What the task requires: Pull every "maaiveldcultuur" line out of the data below.
■ ■ ■
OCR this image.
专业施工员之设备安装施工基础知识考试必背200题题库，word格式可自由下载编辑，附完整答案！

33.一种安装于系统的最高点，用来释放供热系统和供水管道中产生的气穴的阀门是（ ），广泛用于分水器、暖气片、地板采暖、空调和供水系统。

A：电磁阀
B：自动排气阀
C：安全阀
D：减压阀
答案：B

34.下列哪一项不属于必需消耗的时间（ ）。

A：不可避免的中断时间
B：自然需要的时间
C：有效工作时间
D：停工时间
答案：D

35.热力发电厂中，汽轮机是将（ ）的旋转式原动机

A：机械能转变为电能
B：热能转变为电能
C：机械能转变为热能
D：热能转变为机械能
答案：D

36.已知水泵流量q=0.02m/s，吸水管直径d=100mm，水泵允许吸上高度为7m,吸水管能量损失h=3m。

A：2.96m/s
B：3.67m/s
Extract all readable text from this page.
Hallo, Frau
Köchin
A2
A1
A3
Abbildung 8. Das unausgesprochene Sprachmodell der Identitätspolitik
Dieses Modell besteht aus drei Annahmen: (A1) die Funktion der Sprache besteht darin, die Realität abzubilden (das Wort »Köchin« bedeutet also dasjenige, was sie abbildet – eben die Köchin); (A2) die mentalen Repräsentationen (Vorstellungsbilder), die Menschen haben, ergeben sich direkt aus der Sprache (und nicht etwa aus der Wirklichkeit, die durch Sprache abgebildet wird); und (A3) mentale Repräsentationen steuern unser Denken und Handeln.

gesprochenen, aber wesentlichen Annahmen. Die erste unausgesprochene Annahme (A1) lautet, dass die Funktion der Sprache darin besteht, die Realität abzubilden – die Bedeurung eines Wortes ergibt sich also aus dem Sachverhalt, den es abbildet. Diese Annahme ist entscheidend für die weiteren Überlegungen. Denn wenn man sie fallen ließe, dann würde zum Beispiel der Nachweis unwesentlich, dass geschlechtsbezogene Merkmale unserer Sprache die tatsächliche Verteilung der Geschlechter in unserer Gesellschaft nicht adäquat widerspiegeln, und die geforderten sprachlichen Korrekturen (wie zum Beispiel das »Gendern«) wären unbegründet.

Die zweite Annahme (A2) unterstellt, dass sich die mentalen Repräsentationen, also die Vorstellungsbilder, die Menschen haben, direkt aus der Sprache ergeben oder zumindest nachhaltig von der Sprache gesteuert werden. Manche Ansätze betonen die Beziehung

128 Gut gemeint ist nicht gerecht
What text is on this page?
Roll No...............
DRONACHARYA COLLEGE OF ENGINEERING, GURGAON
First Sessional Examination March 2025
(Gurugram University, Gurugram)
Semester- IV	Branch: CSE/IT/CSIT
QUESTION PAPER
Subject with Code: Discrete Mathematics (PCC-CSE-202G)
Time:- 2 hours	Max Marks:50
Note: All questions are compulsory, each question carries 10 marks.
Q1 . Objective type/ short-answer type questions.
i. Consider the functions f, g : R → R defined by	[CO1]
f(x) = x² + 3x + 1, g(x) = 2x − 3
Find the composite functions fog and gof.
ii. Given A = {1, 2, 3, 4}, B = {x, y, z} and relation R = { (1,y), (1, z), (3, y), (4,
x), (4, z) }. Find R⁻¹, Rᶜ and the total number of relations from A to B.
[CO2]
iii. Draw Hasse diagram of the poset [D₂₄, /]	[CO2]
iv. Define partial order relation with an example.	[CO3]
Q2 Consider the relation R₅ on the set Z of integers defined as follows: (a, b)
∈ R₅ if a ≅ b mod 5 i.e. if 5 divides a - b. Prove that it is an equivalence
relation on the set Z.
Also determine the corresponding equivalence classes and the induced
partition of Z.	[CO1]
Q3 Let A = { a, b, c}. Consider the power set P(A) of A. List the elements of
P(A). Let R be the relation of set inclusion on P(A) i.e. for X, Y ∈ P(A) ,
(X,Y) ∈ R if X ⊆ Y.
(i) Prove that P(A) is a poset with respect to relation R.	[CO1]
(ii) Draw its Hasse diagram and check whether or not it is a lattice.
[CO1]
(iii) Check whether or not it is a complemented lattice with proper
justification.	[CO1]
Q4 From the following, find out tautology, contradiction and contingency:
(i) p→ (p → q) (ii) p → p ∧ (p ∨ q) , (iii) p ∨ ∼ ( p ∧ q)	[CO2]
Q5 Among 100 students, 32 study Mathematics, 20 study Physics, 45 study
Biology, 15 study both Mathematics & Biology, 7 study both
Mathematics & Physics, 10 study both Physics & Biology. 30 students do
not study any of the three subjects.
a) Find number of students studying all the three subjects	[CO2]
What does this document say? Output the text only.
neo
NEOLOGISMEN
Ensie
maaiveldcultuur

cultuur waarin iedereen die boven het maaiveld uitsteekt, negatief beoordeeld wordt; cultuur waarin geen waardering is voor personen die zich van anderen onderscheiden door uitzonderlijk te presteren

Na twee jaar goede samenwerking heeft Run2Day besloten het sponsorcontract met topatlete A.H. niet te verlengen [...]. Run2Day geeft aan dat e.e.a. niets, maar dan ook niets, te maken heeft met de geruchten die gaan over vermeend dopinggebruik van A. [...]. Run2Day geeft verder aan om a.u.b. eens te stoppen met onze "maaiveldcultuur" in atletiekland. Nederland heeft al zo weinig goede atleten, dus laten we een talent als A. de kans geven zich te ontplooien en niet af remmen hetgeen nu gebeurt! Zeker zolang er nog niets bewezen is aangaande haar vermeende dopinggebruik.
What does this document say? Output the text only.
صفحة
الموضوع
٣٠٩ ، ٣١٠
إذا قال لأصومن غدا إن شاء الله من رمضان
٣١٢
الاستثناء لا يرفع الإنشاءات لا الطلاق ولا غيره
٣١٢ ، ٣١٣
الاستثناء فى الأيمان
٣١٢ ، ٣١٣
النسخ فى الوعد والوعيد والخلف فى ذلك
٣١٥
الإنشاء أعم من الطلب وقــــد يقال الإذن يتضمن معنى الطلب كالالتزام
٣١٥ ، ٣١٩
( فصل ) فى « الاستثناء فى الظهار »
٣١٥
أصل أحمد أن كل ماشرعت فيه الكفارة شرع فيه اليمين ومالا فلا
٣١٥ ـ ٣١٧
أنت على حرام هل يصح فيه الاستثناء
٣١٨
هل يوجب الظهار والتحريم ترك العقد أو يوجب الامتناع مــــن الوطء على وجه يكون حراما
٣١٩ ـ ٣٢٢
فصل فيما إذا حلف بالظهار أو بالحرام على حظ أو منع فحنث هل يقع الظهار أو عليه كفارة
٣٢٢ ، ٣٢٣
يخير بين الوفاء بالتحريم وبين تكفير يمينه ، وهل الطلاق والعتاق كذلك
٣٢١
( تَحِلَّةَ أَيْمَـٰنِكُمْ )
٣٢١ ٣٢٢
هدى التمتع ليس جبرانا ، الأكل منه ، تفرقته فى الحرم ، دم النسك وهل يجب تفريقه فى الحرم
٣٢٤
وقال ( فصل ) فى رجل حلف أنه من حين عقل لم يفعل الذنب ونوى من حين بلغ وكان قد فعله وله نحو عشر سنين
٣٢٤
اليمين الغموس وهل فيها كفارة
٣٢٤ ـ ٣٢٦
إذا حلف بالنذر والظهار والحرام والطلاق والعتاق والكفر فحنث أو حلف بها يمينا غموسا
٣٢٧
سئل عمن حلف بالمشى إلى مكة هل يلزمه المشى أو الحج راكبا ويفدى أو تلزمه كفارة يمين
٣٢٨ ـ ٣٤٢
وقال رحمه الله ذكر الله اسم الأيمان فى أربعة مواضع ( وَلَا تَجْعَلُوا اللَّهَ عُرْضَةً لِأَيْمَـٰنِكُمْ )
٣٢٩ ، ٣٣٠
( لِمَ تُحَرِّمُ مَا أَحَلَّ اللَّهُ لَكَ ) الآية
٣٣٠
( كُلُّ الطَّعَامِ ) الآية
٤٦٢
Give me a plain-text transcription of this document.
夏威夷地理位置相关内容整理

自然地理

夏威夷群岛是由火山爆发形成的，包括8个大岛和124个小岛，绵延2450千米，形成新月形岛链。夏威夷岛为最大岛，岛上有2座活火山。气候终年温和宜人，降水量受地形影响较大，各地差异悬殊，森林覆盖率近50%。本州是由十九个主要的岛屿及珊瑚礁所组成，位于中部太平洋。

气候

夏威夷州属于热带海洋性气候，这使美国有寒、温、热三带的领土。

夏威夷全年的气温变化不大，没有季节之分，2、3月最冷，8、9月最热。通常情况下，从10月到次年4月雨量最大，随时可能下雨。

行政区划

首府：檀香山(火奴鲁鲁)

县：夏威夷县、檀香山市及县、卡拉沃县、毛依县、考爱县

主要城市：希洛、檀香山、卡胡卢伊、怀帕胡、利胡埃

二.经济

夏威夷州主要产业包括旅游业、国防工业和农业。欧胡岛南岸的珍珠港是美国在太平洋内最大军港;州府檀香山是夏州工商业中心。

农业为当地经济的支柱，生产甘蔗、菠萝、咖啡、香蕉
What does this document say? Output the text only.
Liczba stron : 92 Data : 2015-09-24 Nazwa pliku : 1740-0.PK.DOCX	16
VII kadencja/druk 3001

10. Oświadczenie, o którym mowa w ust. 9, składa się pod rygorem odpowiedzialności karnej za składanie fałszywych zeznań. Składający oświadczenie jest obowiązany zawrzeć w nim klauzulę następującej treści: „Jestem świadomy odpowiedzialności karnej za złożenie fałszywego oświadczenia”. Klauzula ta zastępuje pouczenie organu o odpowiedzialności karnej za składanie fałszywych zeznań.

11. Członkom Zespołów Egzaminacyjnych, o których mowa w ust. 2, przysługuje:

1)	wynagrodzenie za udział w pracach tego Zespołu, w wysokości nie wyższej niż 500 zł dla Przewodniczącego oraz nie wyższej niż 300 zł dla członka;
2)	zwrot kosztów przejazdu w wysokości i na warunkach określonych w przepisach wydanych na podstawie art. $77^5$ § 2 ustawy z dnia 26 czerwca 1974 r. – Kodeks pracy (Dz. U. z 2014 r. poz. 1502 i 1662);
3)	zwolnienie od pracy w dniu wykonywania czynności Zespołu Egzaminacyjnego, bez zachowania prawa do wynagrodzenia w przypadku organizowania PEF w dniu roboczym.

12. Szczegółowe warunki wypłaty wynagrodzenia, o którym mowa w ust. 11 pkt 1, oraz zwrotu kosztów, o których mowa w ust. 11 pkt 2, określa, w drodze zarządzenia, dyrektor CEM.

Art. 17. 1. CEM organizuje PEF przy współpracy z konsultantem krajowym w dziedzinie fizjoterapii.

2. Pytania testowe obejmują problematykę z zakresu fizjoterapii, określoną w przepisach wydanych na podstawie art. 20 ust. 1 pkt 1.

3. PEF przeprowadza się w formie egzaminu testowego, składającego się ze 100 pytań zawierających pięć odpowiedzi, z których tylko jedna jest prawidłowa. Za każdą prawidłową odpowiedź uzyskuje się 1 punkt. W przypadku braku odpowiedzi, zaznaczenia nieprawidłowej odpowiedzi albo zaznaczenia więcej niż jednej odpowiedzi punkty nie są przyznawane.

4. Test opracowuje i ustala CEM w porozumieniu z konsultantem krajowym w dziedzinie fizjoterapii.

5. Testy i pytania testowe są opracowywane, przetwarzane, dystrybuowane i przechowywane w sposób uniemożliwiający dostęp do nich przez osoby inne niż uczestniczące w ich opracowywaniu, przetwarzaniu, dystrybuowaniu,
■ ■ ■
Answer:
maaiveldcultuur
Na twee jaar goede samenwerking heeft Run2Day besloten het sponsorcontract met topatlete A.H. niet te verlengen [...]. Run2Day geeft aan dat e.e.a. niets, maar dan ook niets, te maken heeft met de geruchten die gaan over vermeend dopinggebruik van A. [...]. Run2Day geeft verder aan om a.u.b. eens te stoppen met onze "maaiveldcultuur" in atletiekland. Nederland heeft al zo weinig goede atleten, dus laten we een talent als A. de kans geven zich te ontplooien en niet af remmen hetgeen nu gebeurt! Zeker zolang er nog niets bewezen is aangaande haar vermeende dopinggebruik.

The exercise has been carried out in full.